■ Aim of the task ■
Take the listing and print it in full, exactly as given.

Dataset items
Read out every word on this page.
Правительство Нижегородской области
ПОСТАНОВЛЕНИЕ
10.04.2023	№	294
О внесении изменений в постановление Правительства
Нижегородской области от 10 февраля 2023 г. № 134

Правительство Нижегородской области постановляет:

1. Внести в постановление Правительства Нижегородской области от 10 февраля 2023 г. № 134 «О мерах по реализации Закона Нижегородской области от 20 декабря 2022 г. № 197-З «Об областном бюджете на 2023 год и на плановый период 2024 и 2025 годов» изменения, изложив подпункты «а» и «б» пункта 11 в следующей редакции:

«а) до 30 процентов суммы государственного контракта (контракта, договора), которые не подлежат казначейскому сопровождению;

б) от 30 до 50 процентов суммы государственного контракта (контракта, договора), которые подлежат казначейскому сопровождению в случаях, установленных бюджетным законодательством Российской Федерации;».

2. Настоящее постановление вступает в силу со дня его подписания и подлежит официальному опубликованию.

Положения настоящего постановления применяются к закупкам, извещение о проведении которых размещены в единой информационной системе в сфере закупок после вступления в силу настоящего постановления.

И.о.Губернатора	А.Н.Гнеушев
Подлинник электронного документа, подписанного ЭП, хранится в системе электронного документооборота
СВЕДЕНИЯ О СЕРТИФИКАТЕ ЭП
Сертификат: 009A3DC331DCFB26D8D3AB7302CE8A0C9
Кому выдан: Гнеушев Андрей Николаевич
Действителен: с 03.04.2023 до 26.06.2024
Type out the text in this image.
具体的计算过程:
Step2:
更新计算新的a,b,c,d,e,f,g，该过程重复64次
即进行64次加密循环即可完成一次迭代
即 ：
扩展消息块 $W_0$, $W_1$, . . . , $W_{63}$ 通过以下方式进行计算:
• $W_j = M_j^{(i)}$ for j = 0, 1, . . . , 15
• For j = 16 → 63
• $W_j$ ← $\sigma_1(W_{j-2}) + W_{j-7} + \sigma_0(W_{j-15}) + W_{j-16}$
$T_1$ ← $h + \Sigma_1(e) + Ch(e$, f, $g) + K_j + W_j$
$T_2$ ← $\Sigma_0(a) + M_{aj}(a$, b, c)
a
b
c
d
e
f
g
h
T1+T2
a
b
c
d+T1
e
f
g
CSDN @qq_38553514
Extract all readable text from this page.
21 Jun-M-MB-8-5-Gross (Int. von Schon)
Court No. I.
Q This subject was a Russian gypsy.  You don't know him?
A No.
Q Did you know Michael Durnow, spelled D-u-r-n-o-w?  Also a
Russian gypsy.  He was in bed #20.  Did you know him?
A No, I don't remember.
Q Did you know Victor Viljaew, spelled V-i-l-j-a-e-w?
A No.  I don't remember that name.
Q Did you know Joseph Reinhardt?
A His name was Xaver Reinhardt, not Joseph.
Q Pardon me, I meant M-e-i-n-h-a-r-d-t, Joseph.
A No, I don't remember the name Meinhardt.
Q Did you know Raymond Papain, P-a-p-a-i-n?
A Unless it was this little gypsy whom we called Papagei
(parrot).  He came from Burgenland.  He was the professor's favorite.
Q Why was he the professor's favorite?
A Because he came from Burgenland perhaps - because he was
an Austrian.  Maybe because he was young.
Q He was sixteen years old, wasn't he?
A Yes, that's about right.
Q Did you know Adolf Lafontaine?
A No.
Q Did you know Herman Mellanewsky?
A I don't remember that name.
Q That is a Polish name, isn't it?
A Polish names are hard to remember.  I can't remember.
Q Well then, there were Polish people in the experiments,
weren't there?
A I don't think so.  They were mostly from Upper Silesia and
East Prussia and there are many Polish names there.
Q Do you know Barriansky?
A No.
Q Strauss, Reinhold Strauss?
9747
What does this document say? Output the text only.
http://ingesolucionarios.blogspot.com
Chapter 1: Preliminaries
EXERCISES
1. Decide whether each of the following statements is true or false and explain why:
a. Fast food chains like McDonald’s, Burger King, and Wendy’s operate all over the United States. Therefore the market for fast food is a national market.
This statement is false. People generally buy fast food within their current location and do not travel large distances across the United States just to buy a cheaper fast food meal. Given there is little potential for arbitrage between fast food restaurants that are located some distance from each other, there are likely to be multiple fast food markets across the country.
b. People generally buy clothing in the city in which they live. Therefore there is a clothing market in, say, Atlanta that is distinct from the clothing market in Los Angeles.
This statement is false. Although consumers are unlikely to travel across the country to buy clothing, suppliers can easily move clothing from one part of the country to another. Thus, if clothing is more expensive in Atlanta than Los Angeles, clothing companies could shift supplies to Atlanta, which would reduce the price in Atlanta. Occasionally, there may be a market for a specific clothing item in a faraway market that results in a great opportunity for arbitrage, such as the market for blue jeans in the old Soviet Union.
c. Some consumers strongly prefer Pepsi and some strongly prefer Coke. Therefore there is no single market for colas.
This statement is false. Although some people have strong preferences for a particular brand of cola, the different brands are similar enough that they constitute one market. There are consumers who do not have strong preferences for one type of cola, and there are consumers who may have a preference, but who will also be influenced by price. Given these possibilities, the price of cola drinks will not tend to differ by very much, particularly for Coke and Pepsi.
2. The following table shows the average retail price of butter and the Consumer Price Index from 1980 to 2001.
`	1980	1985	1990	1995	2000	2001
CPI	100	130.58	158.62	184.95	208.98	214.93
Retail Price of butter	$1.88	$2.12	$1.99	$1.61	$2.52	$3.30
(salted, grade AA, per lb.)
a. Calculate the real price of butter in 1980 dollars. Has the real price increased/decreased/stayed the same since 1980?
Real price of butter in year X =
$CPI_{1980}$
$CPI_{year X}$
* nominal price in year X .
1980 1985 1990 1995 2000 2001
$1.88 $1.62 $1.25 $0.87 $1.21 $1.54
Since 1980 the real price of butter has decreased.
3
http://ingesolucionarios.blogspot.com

■ Written answer ■
Read out every word on this page.
Правительство Нижегородской области
ПОСТАНОВЛЕНИЕ
10.04.2023	№	294
О внесении изменений в постановление Правительства
Нижегородской области от 10 февраля 2023 г. № 134

Правительство Нижегородской области постановляет:

1. Внести в постановление Правительства Нижегородской области от 10 февраля 2023 г. № 134 «О мерах по реализации Закона Нижегородской области от 20 декабря 2022 г. № 197-З «Об областном бюджете на 2023 год и на плановый период 2024 и 2025 годов» изменения, изложив подпункты «а» и «б» пункта 11 в следующей редакции:

«а) до 30 процентов суммы государственного контракта (контракта, договора), которые не подлежат казначейскому сопровождению;

б) от 30 до 50 процентов суммы государственного контракта (контракта, договора), которые подлежат казначейскому сопровождению в случаях, установленных бюджетным законодательством Российской Федерации;».

2. Настоящее постановление вступает в силу со дня его подписания и подлежит официальному опубликованию.

Положения настоящего постановления применяются к закупкам, извещение о проведении которых размещены в единой информационной системе в сфере закупок после вступления в силу настоящего постановления.

И.о.Губернатора	А.Н.Гнеушев
Подлинник электронного документа, подписанного ЭП, хранится в системе электронного документооборота
СВЕДЕНИЯ О СЕРТИФИКАТЕ ЭП
Сертификат: 009A3DC331DCFB26D8D3AB7302CE8A0C9
Кому выдан: Гнеушев Андрей Николаевич
Действителен: с 03.04.2023 до 26.06.2024
Type out the text in this image.
具体的计算过程:
Step2:
更新计算新的a,b,c,d,e,f,g，该过程重复64次
即进行64次加密循环即可完成一次迭代
即 ：
扩展消息块 $W_0$, $W_1$, . . . , $W_{63}$ 通过以下方式进行计算:
• $W_j = M_j^{(i)}$ for j = 0, 1, . . . , 15
• For j = 16 → 63
• $W_j$ ← $\sigma_1(W_{j-2}) + W_{j-7} + \sigma_0(W_{j-15}) + W_{j-16}$
$T_1$ ← $h + \Sigma_1(e) + Ch(e$, f, $g) + K_j + W_j$
$T_2$ ← $\Sigma_0(a) + M_{aj}(a$, b, c)
a
b
c
d
e
f
g
h
T1+T2
a
b
c
d+T1
e
f
g
CSDN @qq_38553514
Extract all readable text from this page.
21 Jun-M-MB-8-5-Gross (Int. von Schon)
Court No. I.
Q This subject was a Russian gypsy.  You don't know him?
A No.
Q Did you know Michael Durnow, spelled D-u-r-n-o-w?  Also a
Russian gypsy.  He was in bed #20.  Did you know him?
A No, I don't remember.
Q Did you know Victor Viljaew, spelled V-i-l-j-a-e-w?
A No.  I don't remember that name.
Q Did you know Joseph Reinhardt?
A His name was Xaver Reinhardt, not Joseph.
Q Pardon me, I meant M-e-i-n-h-a-r-d-t, Joseph.
A No, I don't remember the name Meinhardt.
Q Did you know Raymond Papain, P-a-p-a-i-n?
A Unless it was this little gypsy whom we called Papagei
(parrot).  He came from Burgenland.  He was the professor's favorite.
Q Why was he the professor's favorite?
A Because he came from Burgenland perhaps - because he was
an Austrian.  Maybe because he was young.
Q He was sixteen years old, wasn't he?
A Yes, that's about right.
Q Did you know Adolf Lafontaine?
A No.
Q Did you know Herman Mellanewsky?
A I don't remember that name.
Q That is a Polish name, isn't it?
A Polish names are hard to remember.  I can't remember.
Q Well then, there were Polish people in the experiments,
weren't there?
A I don't think so.  They were mostly from Upper Silesia and
East Prussia and there are many Polish names there.
Q Do you know Barriansky?
A No.
Q Strauss, Reinhold Strauss?
9747
What does this document say? Output the text only.
http://ingesolucionarios.blogspot.com
Chapter 1: Preliminaries
EXERCISES
1. Decide whether each of the following statements is true or false and explain why:
a. Fast food chains like McDonald’s, Burger King, and Wendy’s operate all over the United States. Therefore the market for fast food is a national market.
This statement is false. People generally buy fast food within their current location and do not travel large distances across the United States just to buy a cheaper fast food meal. Given there is little potential for arbitrage between fast food restaurants that are located some distance from each other, there are likely to be multiple fast food markets across the country.
b. People generally buy clothing in the city in which they live. Therefore there is a clothing market in, say, Atlanta that is distinct from the clothing market in Los Angeles.
This statement is false. Although consumers are unlikely to travel across the country to buy clothing, suppliers can easily move clothing from one part of the country to another. Thus, if clothing is more expensive in Atlanta than Los Angeles, clothing companies could shift supplies to Atlanta, which would reduce the price in Atlanta. Occasionally, there may be a market for a specific clothing item in a faraway market that results in a great opportunity for arbitrage, such as the market for blue jeans in the old Soviet Union.
c. Some consumers strongly prefer Pepsi and some strongly prefer Coke. Therefore there is no single market for colas.
This statement is false. Although some people have strong preferences for a particular brand of cola, the different brands are similar enough that they constitute one market. There are consumers who do not have strong preferences for one type of cola, and there are consumers who may have a preference, but who will also be influenced by price. Given these possibilities, the price of cola drinks will not tend to differ by very much, particularly for Coke and Pepsi.
2. The following table shows the average retail price of butter and the Consumer Price Index from 1980 to 2001.
`	1980	1985	1990	1995	2000	2001
CPI	100	130.58	158.62	184.95	208.98	214.93
Retail Price of butter	$1.88	$2.12	$1.99	$1.61	$2.52	$3.30
(salted, grade AA, per lb.)
a. Calculate the real price of butter in 1980 dollars. Has the real price increased/decreased/stayed the same since 1980?
Real price of butter in year X =
$CPI_{1980}$
$CPI_{year X}$
* nominal price in year X .
1980 1985 1990 1995 2000 2001
$1.88 $1.62 $1.25 $0.87 $1.21 $1.54
Since 1980 the real price of butter has decreased.
3
http://ingesolucionarios.blogspot.com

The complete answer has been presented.